§ **Records for this task**:
━━━

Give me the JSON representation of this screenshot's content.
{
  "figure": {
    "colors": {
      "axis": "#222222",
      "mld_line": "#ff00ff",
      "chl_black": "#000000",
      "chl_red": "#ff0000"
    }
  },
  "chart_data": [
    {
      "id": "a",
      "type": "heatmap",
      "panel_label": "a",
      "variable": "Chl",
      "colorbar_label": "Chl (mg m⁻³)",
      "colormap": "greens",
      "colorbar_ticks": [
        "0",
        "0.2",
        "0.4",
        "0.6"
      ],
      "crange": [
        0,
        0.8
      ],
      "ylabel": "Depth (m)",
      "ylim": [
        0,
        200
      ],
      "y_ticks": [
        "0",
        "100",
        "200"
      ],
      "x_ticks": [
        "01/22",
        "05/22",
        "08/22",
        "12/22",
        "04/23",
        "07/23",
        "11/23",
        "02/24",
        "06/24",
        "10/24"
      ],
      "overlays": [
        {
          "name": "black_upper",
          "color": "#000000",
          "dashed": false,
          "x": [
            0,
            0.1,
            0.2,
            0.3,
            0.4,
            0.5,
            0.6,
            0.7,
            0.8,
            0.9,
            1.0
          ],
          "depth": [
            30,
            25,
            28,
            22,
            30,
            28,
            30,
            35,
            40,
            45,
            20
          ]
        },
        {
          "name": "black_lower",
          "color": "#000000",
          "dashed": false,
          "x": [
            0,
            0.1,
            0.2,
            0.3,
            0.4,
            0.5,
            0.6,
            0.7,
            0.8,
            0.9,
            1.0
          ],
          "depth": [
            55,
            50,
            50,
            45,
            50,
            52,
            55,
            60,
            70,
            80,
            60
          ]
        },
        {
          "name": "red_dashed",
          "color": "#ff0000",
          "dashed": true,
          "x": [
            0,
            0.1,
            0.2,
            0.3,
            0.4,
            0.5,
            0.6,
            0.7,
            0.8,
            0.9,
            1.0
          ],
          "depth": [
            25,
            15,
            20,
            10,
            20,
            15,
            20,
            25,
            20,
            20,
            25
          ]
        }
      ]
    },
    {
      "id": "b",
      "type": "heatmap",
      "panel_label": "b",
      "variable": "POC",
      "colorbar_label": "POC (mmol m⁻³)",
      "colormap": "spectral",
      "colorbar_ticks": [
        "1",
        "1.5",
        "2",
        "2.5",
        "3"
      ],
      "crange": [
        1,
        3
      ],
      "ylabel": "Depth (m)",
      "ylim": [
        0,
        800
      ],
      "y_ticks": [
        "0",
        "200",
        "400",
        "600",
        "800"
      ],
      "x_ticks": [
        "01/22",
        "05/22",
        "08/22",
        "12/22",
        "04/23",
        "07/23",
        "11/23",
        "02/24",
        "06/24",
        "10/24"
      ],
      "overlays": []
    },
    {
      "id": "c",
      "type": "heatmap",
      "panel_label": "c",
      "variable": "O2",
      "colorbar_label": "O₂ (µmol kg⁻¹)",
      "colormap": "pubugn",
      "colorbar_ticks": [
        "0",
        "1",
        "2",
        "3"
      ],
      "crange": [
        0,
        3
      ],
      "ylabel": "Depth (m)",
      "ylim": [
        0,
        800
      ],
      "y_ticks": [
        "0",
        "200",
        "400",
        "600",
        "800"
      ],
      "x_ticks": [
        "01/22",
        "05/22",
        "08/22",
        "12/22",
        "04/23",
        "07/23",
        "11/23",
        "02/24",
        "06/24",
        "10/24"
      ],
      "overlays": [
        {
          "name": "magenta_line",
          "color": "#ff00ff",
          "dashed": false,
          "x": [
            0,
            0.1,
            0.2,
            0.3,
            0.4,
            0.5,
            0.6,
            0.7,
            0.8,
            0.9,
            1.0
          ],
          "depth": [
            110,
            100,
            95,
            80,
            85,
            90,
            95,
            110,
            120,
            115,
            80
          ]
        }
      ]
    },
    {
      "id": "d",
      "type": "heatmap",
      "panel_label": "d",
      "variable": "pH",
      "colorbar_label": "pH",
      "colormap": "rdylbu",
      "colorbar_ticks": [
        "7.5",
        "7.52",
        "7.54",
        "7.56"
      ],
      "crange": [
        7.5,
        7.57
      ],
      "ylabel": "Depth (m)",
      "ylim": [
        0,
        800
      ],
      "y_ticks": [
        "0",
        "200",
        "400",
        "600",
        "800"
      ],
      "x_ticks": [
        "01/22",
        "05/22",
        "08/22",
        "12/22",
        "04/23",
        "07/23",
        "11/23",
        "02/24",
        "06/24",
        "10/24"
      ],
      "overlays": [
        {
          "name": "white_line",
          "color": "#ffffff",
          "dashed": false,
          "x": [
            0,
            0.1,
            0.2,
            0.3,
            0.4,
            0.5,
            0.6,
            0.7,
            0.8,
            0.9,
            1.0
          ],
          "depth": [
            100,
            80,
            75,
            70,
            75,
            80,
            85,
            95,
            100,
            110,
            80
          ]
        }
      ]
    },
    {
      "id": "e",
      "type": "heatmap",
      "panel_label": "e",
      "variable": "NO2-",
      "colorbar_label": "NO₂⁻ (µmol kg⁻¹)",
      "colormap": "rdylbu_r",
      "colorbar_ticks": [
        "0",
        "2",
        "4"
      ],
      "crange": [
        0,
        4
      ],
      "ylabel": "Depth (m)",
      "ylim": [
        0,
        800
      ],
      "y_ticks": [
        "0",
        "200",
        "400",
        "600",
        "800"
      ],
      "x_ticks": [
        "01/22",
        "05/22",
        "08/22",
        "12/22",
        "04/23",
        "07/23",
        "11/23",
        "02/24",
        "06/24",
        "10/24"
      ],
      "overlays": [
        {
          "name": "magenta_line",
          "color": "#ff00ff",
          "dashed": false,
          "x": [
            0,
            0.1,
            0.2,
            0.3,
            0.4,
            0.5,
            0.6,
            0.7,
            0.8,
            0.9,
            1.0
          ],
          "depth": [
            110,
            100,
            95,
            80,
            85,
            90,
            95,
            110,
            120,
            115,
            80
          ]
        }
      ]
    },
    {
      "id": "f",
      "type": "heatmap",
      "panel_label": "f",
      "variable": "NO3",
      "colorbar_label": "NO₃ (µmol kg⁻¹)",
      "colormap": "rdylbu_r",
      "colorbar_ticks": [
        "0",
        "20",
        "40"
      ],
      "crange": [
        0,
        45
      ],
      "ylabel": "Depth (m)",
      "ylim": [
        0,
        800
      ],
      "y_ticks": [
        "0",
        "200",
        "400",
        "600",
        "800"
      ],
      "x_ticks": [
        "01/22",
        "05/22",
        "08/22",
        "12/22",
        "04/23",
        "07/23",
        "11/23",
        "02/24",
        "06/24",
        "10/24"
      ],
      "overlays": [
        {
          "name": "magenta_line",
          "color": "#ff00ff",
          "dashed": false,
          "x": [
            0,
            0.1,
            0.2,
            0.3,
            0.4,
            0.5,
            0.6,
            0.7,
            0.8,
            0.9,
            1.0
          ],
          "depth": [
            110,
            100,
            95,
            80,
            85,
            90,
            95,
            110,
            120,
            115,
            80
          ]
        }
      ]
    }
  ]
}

━━━

§ **What the exercise asks**: Of the lines in the material, how many contain the word "variable"? Reply with the number and nothing else.

§ **Completed exercise**: 6